Sort through the entries below and pull out lines containing the word "this".

-- start of Records provided --

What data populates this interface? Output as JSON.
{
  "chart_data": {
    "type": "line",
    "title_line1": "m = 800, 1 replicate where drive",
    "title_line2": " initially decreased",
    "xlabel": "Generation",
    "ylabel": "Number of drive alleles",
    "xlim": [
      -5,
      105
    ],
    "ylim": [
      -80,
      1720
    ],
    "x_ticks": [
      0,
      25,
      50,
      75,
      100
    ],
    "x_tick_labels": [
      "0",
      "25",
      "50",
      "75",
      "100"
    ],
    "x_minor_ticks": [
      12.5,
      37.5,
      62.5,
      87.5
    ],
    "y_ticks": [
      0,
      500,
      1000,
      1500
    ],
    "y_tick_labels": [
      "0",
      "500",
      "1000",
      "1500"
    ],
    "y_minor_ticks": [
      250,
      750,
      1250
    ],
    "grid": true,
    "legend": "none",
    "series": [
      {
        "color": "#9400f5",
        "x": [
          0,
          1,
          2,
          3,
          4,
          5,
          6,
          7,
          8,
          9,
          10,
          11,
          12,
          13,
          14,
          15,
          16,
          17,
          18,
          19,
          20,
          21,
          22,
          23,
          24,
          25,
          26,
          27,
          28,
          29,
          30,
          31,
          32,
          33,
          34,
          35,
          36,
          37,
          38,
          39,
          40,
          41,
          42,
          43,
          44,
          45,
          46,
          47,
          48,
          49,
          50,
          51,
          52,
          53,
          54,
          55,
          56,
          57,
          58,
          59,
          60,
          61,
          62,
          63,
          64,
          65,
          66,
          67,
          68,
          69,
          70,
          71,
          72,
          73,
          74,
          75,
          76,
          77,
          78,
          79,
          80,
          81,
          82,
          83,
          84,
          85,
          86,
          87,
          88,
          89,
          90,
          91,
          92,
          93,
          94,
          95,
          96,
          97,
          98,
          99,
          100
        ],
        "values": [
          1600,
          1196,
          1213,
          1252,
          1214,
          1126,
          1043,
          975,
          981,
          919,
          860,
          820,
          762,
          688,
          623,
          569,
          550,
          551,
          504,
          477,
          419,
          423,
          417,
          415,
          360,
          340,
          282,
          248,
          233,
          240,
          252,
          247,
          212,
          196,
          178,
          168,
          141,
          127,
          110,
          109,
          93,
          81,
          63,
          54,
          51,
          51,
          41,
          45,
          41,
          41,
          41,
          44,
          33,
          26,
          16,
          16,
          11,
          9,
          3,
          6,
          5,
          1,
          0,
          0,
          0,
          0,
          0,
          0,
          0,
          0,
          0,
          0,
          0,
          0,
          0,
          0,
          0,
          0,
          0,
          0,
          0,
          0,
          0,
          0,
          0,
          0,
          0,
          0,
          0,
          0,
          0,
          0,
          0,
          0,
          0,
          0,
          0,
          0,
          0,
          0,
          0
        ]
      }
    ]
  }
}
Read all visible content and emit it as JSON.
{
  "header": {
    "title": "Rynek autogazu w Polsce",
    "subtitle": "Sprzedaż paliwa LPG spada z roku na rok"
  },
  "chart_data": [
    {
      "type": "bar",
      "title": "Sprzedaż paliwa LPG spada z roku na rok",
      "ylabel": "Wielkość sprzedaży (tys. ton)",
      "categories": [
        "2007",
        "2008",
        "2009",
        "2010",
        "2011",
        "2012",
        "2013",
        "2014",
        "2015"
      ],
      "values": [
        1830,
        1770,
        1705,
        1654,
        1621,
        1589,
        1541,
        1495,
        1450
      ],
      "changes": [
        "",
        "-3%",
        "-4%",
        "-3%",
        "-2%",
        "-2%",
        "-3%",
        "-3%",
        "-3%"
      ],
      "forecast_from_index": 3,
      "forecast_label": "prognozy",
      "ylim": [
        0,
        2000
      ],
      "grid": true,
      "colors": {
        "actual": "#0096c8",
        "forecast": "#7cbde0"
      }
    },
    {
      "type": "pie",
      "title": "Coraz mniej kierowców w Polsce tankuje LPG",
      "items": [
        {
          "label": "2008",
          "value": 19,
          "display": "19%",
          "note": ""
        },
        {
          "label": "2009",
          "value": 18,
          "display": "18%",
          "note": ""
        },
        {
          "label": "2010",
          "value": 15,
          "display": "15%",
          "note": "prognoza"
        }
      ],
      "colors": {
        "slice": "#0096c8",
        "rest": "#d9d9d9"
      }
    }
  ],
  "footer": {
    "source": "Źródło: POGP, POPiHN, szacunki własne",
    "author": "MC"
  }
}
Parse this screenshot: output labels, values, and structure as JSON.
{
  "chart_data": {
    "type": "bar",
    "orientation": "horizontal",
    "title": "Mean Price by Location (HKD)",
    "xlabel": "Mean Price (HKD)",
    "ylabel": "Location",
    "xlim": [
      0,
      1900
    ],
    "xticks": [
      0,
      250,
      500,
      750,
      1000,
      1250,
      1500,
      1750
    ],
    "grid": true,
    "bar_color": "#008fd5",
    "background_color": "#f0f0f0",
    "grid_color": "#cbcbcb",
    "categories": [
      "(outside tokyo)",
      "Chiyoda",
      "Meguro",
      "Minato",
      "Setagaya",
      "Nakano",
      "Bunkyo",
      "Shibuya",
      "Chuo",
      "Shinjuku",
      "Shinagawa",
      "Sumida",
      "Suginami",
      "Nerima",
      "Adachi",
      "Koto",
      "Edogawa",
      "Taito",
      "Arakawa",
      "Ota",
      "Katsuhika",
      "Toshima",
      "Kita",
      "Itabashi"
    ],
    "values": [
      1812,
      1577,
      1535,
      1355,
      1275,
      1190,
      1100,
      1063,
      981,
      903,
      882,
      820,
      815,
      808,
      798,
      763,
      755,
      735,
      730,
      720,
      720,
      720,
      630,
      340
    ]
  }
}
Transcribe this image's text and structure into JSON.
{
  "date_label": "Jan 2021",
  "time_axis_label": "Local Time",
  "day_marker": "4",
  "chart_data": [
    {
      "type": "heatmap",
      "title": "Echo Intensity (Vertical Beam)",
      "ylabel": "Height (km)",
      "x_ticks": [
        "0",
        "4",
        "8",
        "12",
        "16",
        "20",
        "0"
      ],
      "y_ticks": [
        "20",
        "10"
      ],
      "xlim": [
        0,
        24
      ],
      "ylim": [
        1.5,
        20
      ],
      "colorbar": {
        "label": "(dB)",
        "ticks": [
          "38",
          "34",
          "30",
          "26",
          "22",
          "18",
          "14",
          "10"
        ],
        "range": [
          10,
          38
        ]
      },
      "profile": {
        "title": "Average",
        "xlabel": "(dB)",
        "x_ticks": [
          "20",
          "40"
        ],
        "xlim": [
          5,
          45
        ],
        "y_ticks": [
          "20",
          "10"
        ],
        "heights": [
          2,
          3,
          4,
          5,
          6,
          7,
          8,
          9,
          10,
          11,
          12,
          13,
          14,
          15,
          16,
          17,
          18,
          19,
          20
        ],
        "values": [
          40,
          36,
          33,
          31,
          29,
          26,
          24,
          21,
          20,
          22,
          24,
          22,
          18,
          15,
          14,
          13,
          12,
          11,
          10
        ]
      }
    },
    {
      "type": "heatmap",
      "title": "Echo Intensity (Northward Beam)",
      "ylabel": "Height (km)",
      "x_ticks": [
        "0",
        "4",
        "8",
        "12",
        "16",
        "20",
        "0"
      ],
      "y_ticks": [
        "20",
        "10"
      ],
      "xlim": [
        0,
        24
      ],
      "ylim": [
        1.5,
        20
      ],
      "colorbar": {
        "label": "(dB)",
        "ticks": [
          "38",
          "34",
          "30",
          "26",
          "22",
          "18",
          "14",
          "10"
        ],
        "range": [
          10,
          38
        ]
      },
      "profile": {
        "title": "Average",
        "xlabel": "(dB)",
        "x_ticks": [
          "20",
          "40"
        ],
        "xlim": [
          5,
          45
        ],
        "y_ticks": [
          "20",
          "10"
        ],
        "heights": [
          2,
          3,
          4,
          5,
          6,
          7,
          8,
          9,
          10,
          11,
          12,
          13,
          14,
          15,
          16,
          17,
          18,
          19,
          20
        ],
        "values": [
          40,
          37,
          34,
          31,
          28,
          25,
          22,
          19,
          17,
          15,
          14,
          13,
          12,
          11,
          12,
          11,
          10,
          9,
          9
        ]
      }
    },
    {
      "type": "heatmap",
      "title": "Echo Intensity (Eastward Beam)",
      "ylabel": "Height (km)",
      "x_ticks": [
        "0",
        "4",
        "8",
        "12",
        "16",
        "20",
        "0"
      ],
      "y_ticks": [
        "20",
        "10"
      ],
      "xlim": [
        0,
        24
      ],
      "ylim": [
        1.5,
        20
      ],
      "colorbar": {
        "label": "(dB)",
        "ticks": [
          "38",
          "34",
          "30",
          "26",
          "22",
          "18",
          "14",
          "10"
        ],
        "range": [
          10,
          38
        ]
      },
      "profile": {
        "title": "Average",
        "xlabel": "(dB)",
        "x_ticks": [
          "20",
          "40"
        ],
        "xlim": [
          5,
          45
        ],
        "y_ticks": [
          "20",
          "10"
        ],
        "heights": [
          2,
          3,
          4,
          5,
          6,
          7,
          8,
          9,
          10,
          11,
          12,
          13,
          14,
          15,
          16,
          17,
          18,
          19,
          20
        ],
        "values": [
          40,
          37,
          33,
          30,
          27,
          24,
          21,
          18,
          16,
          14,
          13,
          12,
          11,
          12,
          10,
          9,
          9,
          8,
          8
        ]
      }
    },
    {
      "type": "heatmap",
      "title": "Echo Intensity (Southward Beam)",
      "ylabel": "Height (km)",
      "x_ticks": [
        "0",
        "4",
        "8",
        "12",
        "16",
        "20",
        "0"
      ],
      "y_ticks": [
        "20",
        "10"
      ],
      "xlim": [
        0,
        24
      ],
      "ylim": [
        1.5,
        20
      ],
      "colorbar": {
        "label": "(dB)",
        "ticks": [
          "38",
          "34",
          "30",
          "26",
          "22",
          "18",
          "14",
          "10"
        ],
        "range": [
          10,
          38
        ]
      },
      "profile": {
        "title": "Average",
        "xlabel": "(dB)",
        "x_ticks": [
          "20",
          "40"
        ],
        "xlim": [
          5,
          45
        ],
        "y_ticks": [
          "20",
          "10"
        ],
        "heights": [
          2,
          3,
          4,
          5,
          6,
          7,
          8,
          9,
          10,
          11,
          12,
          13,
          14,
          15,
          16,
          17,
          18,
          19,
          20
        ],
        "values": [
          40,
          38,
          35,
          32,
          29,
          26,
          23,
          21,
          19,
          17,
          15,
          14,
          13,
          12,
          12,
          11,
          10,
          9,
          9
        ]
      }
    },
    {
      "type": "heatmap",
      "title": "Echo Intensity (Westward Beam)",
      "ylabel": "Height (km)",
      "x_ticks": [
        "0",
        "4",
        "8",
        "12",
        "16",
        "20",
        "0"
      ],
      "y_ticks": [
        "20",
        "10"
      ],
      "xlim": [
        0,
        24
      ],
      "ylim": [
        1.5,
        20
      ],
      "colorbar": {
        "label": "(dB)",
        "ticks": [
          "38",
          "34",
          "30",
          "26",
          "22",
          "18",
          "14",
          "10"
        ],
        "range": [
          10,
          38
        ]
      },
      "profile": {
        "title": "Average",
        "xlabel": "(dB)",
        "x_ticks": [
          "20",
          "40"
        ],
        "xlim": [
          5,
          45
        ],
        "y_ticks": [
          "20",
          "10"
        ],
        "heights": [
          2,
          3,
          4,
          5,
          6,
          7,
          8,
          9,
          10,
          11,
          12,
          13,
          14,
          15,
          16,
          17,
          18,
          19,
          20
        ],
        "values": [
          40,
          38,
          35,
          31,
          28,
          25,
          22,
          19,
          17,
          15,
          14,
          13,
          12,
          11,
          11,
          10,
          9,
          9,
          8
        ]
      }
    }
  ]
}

-- end of Records provided --

■ Correct result ■
What data populates this interface? Output as JSON.
Parse this screenshot: output labels, values, and structure as JSON.
Transcribe this image's text and structure into JSON.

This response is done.